The records should be written out in full, with nothing altered.

▶ _Listed records_
## START
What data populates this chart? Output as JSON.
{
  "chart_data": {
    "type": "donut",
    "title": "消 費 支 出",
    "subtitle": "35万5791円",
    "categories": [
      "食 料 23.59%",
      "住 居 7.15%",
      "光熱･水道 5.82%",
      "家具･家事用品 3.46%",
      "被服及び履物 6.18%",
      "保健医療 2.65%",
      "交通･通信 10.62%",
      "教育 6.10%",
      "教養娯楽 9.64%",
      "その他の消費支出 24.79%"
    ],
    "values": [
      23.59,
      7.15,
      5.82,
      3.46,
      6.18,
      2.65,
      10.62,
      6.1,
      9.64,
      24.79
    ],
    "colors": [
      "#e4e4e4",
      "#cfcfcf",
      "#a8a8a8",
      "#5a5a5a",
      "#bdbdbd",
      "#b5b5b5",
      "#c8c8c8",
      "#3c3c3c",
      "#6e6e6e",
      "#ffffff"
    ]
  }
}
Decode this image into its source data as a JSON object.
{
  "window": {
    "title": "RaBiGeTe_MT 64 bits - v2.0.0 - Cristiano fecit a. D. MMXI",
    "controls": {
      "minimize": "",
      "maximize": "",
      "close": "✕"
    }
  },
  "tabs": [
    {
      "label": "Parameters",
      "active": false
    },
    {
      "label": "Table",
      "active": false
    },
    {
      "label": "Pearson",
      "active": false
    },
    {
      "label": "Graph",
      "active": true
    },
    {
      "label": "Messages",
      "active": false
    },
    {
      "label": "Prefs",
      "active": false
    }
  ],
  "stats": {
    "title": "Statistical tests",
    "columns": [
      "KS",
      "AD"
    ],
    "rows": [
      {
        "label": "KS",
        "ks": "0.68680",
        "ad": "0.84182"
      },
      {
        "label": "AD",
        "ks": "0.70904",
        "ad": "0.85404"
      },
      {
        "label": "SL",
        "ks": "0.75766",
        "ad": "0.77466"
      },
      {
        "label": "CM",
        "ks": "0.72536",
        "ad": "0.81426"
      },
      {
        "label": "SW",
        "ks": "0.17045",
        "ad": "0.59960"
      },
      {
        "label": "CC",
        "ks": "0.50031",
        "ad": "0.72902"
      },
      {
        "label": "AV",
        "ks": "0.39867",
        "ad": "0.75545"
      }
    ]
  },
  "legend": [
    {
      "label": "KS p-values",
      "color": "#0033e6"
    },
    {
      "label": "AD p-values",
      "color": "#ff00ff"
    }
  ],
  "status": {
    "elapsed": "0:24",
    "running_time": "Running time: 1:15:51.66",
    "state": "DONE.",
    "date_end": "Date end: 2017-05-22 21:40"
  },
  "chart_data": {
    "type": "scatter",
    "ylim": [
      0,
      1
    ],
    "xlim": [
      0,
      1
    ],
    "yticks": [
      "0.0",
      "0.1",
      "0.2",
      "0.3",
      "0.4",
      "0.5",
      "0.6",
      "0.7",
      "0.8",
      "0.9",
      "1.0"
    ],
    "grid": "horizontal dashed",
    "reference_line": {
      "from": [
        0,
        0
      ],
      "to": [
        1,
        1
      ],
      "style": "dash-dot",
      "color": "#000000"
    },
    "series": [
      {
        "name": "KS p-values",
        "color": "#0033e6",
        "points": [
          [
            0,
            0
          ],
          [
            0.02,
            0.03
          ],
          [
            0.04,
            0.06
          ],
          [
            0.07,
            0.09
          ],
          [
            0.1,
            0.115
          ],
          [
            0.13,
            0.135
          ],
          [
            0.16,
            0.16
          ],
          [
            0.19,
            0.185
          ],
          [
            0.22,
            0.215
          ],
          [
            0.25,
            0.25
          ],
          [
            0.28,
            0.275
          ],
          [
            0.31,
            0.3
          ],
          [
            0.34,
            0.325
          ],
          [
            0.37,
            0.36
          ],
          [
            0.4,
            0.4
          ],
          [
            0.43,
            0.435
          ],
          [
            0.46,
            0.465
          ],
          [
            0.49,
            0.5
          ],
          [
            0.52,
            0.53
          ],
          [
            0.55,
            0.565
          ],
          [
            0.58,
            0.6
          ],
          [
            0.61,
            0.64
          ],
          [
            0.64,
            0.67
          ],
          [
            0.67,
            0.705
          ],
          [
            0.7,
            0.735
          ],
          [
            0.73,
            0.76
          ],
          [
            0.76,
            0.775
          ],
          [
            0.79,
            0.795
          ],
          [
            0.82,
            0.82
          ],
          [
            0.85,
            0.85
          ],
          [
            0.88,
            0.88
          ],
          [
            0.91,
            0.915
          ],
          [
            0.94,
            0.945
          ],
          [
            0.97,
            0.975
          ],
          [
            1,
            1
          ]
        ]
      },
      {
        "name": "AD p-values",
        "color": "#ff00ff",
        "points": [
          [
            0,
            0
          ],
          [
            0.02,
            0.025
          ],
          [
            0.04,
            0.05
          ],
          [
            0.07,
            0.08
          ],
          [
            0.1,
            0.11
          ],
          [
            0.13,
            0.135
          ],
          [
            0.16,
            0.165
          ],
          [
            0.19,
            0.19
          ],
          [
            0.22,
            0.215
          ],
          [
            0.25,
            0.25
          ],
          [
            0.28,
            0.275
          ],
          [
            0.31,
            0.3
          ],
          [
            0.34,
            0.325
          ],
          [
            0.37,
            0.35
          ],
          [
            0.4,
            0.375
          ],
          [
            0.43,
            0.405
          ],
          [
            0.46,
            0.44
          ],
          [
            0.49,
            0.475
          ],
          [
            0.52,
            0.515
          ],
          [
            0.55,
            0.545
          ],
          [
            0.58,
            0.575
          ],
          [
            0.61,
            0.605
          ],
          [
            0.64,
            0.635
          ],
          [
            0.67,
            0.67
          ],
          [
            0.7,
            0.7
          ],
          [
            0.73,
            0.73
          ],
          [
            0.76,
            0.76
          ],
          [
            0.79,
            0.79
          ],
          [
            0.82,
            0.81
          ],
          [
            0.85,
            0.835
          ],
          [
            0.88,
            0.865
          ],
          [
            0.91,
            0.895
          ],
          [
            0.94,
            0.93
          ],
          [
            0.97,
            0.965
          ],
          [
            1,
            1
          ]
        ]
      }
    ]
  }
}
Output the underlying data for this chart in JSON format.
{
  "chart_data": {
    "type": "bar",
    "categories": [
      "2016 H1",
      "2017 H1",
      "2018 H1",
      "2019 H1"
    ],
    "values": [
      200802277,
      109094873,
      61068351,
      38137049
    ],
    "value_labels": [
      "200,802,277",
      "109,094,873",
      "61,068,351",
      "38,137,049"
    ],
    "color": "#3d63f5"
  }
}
## END
▶ _Reply to the task_
What data populates this chart? Output as JSON.
{
  "chart_data": {
    "type": "donut",
    "title": "消 費 支 出",
    "subtitle": "35万5791円",
    "categories": [
      "食 料 23.59%",
      "住 居 7.15%",
      "光熱･水道 5.82%",
      "家具･家事用品 3.46%",
      "被服及び履物 6.18%",
      "保健医療 2.65%",
      "交通･通信 10.62%",
      "教育 6.10%",
      "教養娯楽 9.64%",
      "その他の消費支出 24.79%"
    ],
    "values": [
      23.59,
      7.15,
      5.82,
      3.46,
      6.18,
      2.65,
      10.62,
      6.1,
      9.64,
      24.79
    ],
    "colors": [
      "#e4e4e4",
      "#cfcfcf",
      "#a8a8a8",
      "#5a5a5a",
      "#bdbdbd",
      "#b5b5b5",
      "#c8c8c8",
      "#3c3c3c",
      "#6e6e6e",
      "#ffffff"
    ]
  }
}
Decode this image into its source data as a JSON object.
{
  "window": {
    "title": "RaBiGeTe_MT 64 bits - v2.0.0 - Cristiano fecit a. D. MMXI",
    "controls": {
      "minimize": "",
      "maximize": "",
      "close": "✕"
    }
  },
  "tabs": [
    {
      "label": "Parameters",
      "active": false
    },
    {
      "label": "Table",
      "active": false
    },
    {
      "label": "Pearson",
      "active": false
    },
    {
      "label": "Graph",
      "active": true
    },
    {
      "label": "Messages",
      "active": false
    },
    {
      "label": "Prefs",
      "active": false
    }
  ],
  "stats": {
    "title": "Statistical tests",
    "columns": [
      "KS",
      "AD"
    ],
    "rows": [
      {
        "label": "KS",
        "ks": "0.68680",
        "ad": "0.84182"
      },
      {
        "label": "AD",
        "ks": "0.70904",
        "ad": "0.85404"
      },
      {
        "label": "SL",
        "ks": "0.75766",
        "ad": "0.77466"
      },
      {
        "label": "CM",
        "ks": "0.72536",
        "ad": "0.81426"
      },
      {
        "label": "SW",
        "ks": "0.17045",
        "ad": "0.59960"
      },
      {
        "label": "CC",
        "ks": "0.50031",
        "ad": "0.72902"
      },
      {
        "label": "AV",
        "ks": "0.39867",
        "ad": "0.75545"
      }
    ]
  },
  "legend": [
    {
      "label": "KS p-values",
      "color": "#0033e6"
    },
    {
      "label": "AD p-values",
      "color": "#ff00ff"
    }
  ],
  "status": {
    "elapsed": "0:24",
    "running_time": "Running time: 1:15:51.66",
    "state": "DONE.",
    "date_end": "Date end: 2017-05-22 21:40"
  },
  "chart_data": {
    "type": "scatter",
    "ylim": [
      0,
      1
    ],
    "xlim": [
      0,
      1
    ],
    "yticks": [
      "0.0",
      "0.1",
      "0.2",
      "0.3",
      "0.4",
      "0.5",
      "0.6",
      "0.7",
      "0.8",
      "0.9",
      "1.0"
    ],
    "grid": "horizontal dashed",
    "reference_line": {
      "from": [
        0,
        0
      ],
      "to": [
        1,
        1
      ],
      "style": "dash-dot",
      "color": "#000000"
    },
    "series": [
      {
        "name": "KS p-values",
        "color": "#0033e6",
        "points": [
          [
            0,
            0
          ],
          [
            0.02,
            0.03
          ],
          [
            0.04,
            0.06
          ],
          [
            0.07,
            0.09
          ],
          [
            0.1,
            0.115
          ],
          [
            0.13,
            0.135
          ],
          [
            0.16,
            0.16
          ],
          [
            0.19,
            0.185
          ],
          [
            0.22,
            0.215
          ],
          [
            0.25,
            0.25
          ],
          [
            0.28,
            0.275
          ],
          [
            0.31,
            0.3
          ],
          [
            0.34,
            0.325
          ],
          [
            0.37,
            0.36
          ],
          [
            0.4,
            0.4
          ],
          [
            0.43,
            0.435
          ],
          [
            0.46,
            0.465
          ],
          [
            0.49,
            0.5
          ],
          [
            0.52,
            0.53
          ],
          [
            0.55,
            0.565
          ],
          [
            0.58,
            0.6
          ],
          [
            0.61,
            0.64
          ],
          [
            0.64,
            0.67
          ],
          [
            0.67,
            0.705
          ],
          [
            0.7,
            0.735
          ],
          [
            0.73,
            0.76
          ],
          [
            0.76,
            0.775
          ],
          [
            0.79,
            0.795
          ],
          [
            0.82,
            0.82
          ],
          [
            0.85,
            0.85
          ],
          [
            0.88,
            0.88
          ],
          [
            0.91,
            0.915
          ],
          [
            0.94,
            0.945
          ],
          [
            0.97,
            0.975
          ],
          [
            1,
            1
          ]
        ]
      },
      {
        "name": "AD p-values",
        "color": "#ff00ff",
        "points": [
          [
            0,
            0
          ],
          [
            0.02,
            0.025
          ],
          [
            0.04,
            0.05
          ],
          [
            0.07,
            0.08
          ],
          [
            0.1,
            0.11
          ],
          [
            0.13,
            0.135
          ],
          [
            0.16,
            0.165
          ],
          [
            0.19,
            0.19
          ],
          [
            0.22,
            0.215
          ],
          [
            0.25,
            0.25
          ],
          [
            0.28,
            0.275
          ],
          [
            0.31,
            0.3
          ],
          [
            0.34,
            0.325
          ],
          [
            0.37,
            0.35
          ],
          [
            0.4,
            0.375
          ],
          [
            0.43,
            0.405
          ],
          [
            0.46,
            0.44
          ],
          [
            0.49,
            0.475
          ],
          [
            0.52,
            0.515
          ],
          [
            0.55,
            0.545
          ],
          [
            0.58,
            0.575
          ],
          [
            0.61,
            0.605
          ],
          [
            0.64,
            0.635
          ],
          [
            0.67,
            0.67
          ],
          [
            0.7,
            0.7
          ],
          [
            0.73,
            0.73
          ],
          [
            0.76,
            0.76
          ],
          [
            0.79,
            0.79
          ],
          [
            0.82,
            0.81
          ],
          [
            0.85,
            0.835
          ],
          [
            0.88,
            0.865
          ],
          [
            0.91,
            0.895
          ],
          [
            0.94,
            0.93
          ],
          [
            0.97,
            0.965
          ],
          [
            1,
            1
          ]
        ]
      }
    ]
  }
}
Output the underlying data for this chart in JSON format.
{
  "chart_data": {
    "type": "bar",
    "categories": [
      "2016 H1",
      "2017 H1",
      "2018 H1",
      "2019 H1"
    ],
    "values": [
      200802277,
      109094873,
      61068351,
      38137049
    ],
    "value_labels": [
      "200,802,277",
      "109,094,873",
      "61,068,351",
      "38,137,049"
    ],
    "color": "#3d63f5"
  }
}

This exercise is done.